(WORK TO BE COMPLETED) Find each line holding "true" and copy it out.

— Start —

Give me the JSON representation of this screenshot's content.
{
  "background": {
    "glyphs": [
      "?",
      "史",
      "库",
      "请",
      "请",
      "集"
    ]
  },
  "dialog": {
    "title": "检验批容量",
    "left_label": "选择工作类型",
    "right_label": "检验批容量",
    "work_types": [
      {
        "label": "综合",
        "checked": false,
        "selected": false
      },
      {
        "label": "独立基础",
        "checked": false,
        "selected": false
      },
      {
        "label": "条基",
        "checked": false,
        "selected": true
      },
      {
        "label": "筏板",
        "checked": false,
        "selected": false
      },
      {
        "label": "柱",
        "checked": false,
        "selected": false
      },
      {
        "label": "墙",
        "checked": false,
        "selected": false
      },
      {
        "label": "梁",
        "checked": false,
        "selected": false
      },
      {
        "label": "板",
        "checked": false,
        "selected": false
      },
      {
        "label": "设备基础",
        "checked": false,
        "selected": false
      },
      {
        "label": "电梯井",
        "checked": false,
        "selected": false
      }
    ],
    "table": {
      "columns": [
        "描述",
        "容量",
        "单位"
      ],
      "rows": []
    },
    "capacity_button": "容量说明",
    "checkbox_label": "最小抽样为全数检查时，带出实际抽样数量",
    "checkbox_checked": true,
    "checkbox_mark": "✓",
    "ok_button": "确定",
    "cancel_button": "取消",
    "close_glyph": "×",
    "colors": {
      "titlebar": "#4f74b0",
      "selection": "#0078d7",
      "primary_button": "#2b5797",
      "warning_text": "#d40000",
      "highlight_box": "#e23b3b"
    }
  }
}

— End —

(WORKED ANSWER)
        "selected": true
    "checkbox_checked": true,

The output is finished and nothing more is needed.